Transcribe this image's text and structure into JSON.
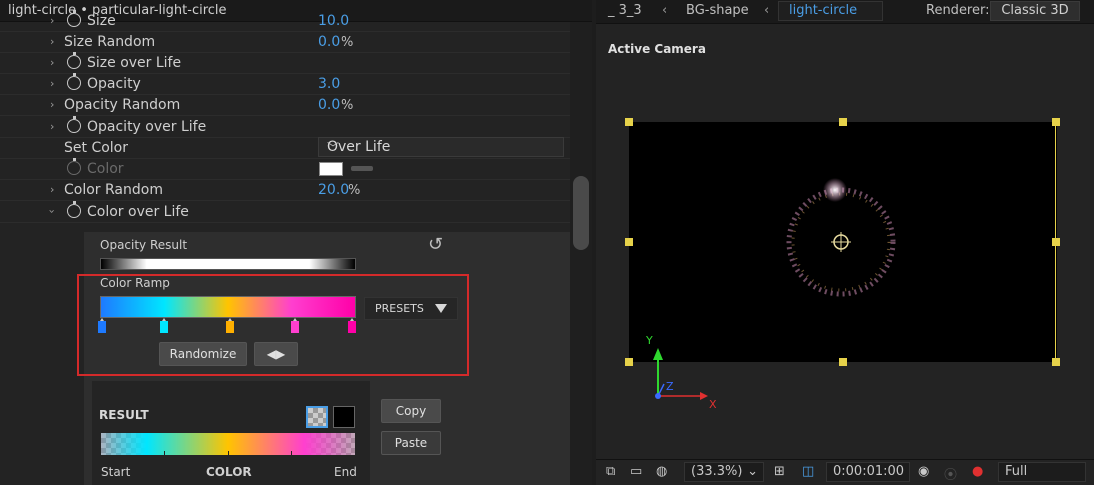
{
  "left_panel": {
    "title": "light-circle • particular-light-circle",
    "rows": [
      {
        "label": "Size",
        "value": "10.0",
        "pct": ""
      },
      {
        "label": "Size Random",
        "value": "0.0",
        "pct": "%"
      },
      {
        "label": "Size over Life",
        "value": "",
        "pct": ""
      },
      {
        "label": "Opacity",
        "value": "3.0",
        "pct": ""
      },
      {
        "label": "Opacity Random",
        "value": "0.0",
        "pct": "%"
      },
      {
        "label": "Opacity over Life",
        "value": "",
        "pct": ""
      },
      {
        "label": "Set Color",
        "value": "",
        "pct": ""
      },
      {
        "label": "Color",
        "value": "",
        "pct": ""
      },
      {
        "label": "Color Random",
        "value": "20.0",
        "pct": "%"
      },
      {
        "label": "Color over Life",
        "value": "",
        "pct": ""
      }
    ],
    "set_color_select": "Over Life",
    "color_swatch": "#ffffff",
    "gradient_editor": {
      "opacity_result_label": "Opacity Result",
      "color_ramp_label": "Color Ramp",
      "presets_label": "PRESETS",
      "randomize_label": "Randomize",
      "stop_colors": [
        "#1e7aff",
        "#00e6ff",
        "#ffb000",
        "#ff3fcf",
        "#ff00a8"
      ],
      "result_label": "RESULT",
      "copy_label": "Copy",
      "paste_label": "Paste",
      "start_label": "Start",
      "color_label": "COLOR",
      "end_label": "End"
    }
  },
  "right_panel": {
    "breadcrumbs": [
      "_ 3_3",
      "BG-shape",
      "light-circle"
    ],
    "renderer_label": "Renderer:",
    "renderer_value": "Classic 3D",
    "view_label": "Active Camera",
    "axis_labels": {
      "x": "X",
      "y": "Y",
      "z": "Z"
    },
    "bottom_bar": {
      "zoom": "(33.3%)",
      "timecode": "0:00:01:00",
      "resolution": "Full"
    }
  },
  "colors": {
    "accent_blue": "#4a9ee6",
    "highlight_red": "#d42a2a",
    "handle_yellow": "#e6d24a"
  }
}
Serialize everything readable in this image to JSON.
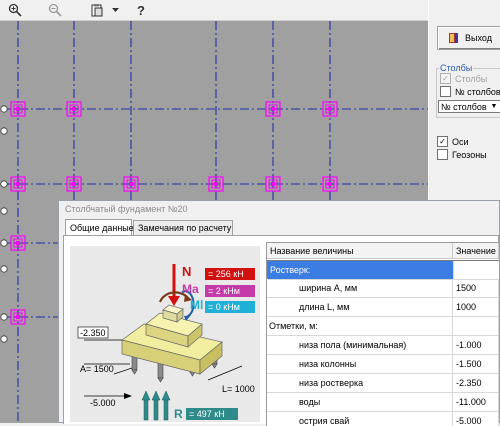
{
  "toolbar": {
    "icons": [
      "zoom-in-icon",
      "zoom-out-icon",
      "clipboard-icon",
      "dropdown-arrow-icon",
      "help-icon"
    ],
    "help_glyph": "?"
  },
  "right_panel": {
    "exit_button": "Выход",
    "columns_group": {
      "title": "Столбы",
      "columns_checkbox": {
        "label": "Столбы",
        "checked": true,
        "disabled": true
      },
      "numbers_checkbox": {
        "label": "№ столбов",
        "checked": false
      },
      "select_value": "№ столбов"
    },
    "axes_checkbox": {
      "label": "Оси",
      "checked": true
    },
    "geozones_checkbox": {
      "label": "Геозоны",
      "checked": false
    }
  },
  "dialog": {
    "title": "Столбчатый фундамент №20",
    "tabs": [
      "Общие данные",
      "Замечания по  расчету"
    ],
    "active_tab": 0,
    "diagram": {
      "N": {
        "symbol": "N",
        "value": "= 256 кН"
      },
      "Ma": {
        "symbol": "Ma",
        "value": "= 2 кНм"
      },
      "Ml": {
        "symbol": "Ml",
        "value": "= 0 кНм"
      },
      "R": {
        "symbol": "R",
        "value": "= 497 кН"
      },
      "dim_a": "A= 1500",
      "dim_l": "L= 1000",
      "level_top": "-2.350",
      "level_bottom": "-5.000"
    },
    "table": {
      "columns": [
        "Название величины",
        "Значение"
      ],
      "rows": [
        {
          "name": "Ростверк:",
          "value": "",
          "indent": false,
          "selected": true
        },
        {
          "name": "ширина A, мм",
          "value": "1500",
          "indent": true
        },
        {
          "name": "длина L, мм",
          "value": "1000",
          "indent": true
        },
        {
          "name": "Отметки, м:",
          "value": "",
          "indent": false
        },
        {
          "name": "низа пола (минимальная)",
          "value": "-1.000",
          "indent": true
        },
        {
          "name": "низа колонны",
          "value": "-1.500",
          "indent": true
        },
        {
          "name": "низа ростверка",
          "value": "-2.350",
          "indent": true
        },
        {
          "name": "воды",
          "value": "-11.000",
          "indent": true
        },
        {
          "name": "острия свай",
          "value": "-5.000",
          "indent": true
        }
      ]
    }
  },
  "colors": {
    "canvas_bg": "#a0a0a0",
    "grid_line": "#1f2fa8",
    "pile_magenta": "#ff00ff",
    "selection": "#3b7de2",
    "force_N": "#d21010",
    "force_Ma": "#c43aa8",
    "force_Ml": "#1fb0d8",
    "force_R": "#2f8a8a"
  }
}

┄┄┄┄┄┄

Take every line from the data above that holds "столбов" and copy it out.

        "label": "№ столбов",
      "select_value": "№ столбов"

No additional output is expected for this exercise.